→ What is being asked:
Using the records below, copy out exactly the line that contains "What does this" and every line that follows it, up to and including the last, and no others.

→ Rows:
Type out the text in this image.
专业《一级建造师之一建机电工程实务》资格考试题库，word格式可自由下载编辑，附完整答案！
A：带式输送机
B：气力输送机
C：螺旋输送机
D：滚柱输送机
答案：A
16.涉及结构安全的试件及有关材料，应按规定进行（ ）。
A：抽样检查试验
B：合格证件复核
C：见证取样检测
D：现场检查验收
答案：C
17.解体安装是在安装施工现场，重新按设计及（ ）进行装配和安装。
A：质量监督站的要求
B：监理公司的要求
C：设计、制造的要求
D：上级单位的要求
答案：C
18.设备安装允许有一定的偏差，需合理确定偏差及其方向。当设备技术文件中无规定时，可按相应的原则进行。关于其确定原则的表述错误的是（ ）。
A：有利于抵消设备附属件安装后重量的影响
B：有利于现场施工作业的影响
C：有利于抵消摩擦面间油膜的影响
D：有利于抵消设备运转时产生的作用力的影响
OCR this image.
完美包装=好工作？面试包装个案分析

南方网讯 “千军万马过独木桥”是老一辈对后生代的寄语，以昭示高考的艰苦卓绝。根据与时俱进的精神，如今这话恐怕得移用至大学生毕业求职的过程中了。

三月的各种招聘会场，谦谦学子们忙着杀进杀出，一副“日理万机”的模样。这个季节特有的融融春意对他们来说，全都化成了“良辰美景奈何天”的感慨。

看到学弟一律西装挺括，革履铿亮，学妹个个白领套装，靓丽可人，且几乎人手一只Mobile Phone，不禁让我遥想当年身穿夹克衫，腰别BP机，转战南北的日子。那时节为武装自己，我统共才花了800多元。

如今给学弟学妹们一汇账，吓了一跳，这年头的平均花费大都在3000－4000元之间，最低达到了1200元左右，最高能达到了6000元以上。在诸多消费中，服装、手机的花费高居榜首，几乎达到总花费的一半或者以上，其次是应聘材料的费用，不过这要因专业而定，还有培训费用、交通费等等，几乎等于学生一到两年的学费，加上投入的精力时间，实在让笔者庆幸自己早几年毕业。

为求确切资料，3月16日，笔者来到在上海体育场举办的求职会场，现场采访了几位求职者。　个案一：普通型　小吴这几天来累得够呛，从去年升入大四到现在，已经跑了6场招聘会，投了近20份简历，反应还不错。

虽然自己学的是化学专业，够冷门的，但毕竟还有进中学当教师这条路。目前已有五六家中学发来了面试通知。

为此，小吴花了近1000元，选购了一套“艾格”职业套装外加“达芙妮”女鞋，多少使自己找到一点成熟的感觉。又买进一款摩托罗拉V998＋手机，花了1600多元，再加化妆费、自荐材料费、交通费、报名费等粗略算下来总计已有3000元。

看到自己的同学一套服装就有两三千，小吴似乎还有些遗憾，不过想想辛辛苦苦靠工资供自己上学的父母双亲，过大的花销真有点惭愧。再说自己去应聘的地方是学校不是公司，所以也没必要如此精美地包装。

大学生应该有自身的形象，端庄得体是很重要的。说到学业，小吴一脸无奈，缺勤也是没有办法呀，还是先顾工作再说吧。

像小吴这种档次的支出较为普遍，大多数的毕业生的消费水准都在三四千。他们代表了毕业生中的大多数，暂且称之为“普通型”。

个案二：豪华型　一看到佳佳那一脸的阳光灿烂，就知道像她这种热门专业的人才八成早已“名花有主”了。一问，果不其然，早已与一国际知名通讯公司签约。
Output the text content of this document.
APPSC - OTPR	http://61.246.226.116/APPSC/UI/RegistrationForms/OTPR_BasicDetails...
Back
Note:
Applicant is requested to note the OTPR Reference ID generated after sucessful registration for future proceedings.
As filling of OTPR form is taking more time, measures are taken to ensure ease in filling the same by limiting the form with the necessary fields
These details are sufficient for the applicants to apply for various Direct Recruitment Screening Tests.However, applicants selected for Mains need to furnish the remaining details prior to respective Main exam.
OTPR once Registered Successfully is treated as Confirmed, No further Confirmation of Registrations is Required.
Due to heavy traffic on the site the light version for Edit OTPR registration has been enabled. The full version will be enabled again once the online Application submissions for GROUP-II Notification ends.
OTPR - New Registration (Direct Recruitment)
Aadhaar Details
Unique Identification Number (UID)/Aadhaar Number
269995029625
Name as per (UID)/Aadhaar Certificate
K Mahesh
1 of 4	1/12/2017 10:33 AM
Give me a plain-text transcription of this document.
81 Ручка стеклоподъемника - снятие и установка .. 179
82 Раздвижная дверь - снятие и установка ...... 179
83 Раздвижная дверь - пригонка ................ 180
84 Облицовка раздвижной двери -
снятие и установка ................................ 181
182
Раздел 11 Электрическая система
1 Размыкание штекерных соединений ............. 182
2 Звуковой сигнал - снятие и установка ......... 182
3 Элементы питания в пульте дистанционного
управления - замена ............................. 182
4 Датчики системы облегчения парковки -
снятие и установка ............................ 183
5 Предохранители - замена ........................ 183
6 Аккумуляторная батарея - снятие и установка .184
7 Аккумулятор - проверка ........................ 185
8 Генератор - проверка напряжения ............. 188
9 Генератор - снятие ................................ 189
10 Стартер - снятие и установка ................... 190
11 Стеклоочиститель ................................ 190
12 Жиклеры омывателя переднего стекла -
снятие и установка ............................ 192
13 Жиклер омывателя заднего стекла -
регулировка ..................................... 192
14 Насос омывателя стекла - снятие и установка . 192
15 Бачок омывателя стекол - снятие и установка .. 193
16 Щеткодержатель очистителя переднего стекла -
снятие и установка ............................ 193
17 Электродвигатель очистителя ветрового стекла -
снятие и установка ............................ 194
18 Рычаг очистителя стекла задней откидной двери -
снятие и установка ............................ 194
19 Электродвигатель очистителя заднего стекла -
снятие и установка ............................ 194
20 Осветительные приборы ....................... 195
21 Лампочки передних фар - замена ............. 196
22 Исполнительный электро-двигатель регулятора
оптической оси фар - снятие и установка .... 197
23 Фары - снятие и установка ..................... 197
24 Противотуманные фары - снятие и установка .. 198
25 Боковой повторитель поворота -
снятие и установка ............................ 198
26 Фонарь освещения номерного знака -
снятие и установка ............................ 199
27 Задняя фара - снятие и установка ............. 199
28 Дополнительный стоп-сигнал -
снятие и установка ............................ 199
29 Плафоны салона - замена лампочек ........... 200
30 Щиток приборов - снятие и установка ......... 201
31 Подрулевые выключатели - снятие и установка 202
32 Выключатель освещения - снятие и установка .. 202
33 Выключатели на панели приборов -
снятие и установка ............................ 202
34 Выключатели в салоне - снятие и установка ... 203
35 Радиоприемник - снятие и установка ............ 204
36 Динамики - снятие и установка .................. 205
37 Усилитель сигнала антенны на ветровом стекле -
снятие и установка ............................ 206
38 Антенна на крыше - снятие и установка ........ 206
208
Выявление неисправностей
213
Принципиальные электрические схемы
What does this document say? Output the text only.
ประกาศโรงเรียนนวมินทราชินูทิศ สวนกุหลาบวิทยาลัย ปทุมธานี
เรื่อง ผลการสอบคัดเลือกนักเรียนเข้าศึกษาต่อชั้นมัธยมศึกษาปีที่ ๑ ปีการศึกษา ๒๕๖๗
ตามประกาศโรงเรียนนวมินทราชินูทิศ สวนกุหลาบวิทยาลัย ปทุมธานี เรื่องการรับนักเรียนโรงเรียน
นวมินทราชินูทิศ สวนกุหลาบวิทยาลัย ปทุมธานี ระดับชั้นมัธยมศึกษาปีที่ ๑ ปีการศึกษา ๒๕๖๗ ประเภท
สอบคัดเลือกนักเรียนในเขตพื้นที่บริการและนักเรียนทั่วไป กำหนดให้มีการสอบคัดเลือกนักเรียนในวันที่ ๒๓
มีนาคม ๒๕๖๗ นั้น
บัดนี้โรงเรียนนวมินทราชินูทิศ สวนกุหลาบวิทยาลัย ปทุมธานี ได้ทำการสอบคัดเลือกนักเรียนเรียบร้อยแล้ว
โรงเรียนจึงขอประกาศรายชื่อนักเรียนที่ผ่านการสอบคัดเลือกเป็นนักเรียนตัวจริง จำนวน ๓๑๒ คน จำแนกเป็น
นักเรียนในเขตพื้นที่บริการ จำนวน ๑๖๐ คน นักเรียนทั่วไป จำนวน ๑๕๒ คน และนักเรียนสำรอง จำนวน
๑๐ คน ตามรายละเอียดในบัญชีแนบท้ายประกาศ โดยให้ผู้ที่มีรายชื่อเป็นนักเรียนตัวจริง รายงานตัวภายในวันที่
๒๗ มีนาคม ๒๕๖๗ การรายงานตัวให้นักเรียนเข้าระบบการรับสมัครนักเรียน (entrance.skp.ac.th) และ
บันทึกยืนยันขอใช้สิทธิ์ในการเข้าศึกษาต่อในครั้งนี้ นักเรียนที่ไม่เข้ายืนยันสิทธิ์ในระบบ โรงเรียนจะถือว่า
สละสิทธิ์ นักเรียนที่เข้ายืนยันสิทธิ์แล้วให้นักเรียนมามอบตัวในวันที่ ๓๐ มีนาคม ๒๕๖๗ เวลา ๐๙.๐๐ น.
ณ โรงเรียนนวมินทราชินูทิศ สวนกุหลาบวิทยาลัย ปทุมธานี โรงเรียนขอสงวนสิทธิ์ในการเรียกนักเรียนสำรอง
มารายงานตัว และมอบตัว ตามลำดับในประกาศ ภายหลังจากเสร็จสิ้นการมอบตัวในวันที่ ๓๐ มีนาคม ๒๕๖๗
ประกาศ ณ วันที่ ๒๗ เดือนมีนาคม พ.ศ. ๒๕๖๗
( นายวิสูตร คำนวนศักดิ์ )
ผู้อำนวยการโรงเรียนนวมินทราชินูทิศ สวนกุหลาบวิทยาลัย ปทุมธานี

→ Answer:
What does this document say? Output the text only.
ประกาศโรงเรียนนวมินทราชินูทิศ สวนกุหลาบวิทยาลัย ปทุมธานี
เรื่อง ผลการสอบคัดเลือกนักเรียนเข้าศึกษาต่อชั้นมัธยมศึกษาปีที่ ๑ ปีการศึกษา ๒๕๖๗
ตามประกาศโรงเรียนนวมินทราชินูทิศ สวนกุหลาบวิทยาลัย ปทุมธานี เรื่องการรับนักเรียนโรงเรียน
นวมินทราชินูทิศ สวนกุหลาบวิทยาลัย ปทุมธานี ระดับชั้นมัธยมศึกษาปีที่ ๑ ปีการศึกษา ๒๕๖๗ ประเภท
สอบคัดเลือกนักเรียนในเขตพื้นที่บริการและนักเรียนทั่วไป กำหนดให้มีการสอบคัดเลือกนักเรียนในวันที่ ๒๓
มีนาคม ๒๕๖๗ นั้น
บัดนี้โรงเรียนนวมินทราชินูทิศ สวนกุหลาบวิทยาลัย ปทุมธานี ได้ทำการสอบคัดเลือกนักเรียนเรียบร้อยแล้ว
โรงเรียนจึงขอประกาศรายชื่อนักเรียนที่ผ่านการสอบคัดเลือกเป็นนักเรียนตัวจริง จำนวน ๓๑๒ คน จำแนกเป็น
นักเรียนในเขตพื้นที่บริการ จำนวน ๑๖๐ คน นักเรียนทั่วไป จำนวน ๑๕๒ คน และนักเรียนสำรอง จำนวน
๑๐ คน ตามรายละเอียดในบัญชีแนบท้ายประกาศ โดยให้ผู้ที่มีรายชื่อเป็นนักเรียนตัวจริง รายงานตัวภายในวันที่
๒๗ มีนาคม ๒๕๖๗ การรายงานตัวให้นักเรียนเข้าระบบการรับสมัครนักเรียน (entrance.skp.ac.th) และ
บันทึกยืนยันขอใช้สิทธิ์ในการเข้าศึกษาต่อในครั้งนี้ นักเรียนที่ไม่เข้ายืนยันสิทธิ์ในระบบ โรงเรียนจะถือว่า
สละสิทธิ์ นักเรียนที่เข้ายืนยันสิทธิ์แล้วให้นักเรียนมามอบตัวในวันที่ ๓๐ มีนาคม ๒๕๖๗ เวลา ๐๙.๐๐ น.
ณ โรงเรียนนวมินทราชินูทิศ สวนกุหลาบวิทยาลัย ปทุมธานี โรงเรียนขอสงวนสิทธิ์ในการเรียกนักเรียนสำรอง
มารายงานตัว และมอบตัว ตามลำดับในประกาศ ภายหลังจากเสร็จสิ้นการมอบตัวในวันที่ ๓๐ มีนาคม ๒๕๖๗
ประกาศ ณ วันที่ ๒๗ เดือนมีนาคม พ.ศ. ๒๕๖๗
( นายวิสูตร คำนวนศักดิ์ )
ผู้อำนวยการโรงเรียนนวมินทราชินูทิศ สวนกุหลาบวิทยาลัย ปทุมธานี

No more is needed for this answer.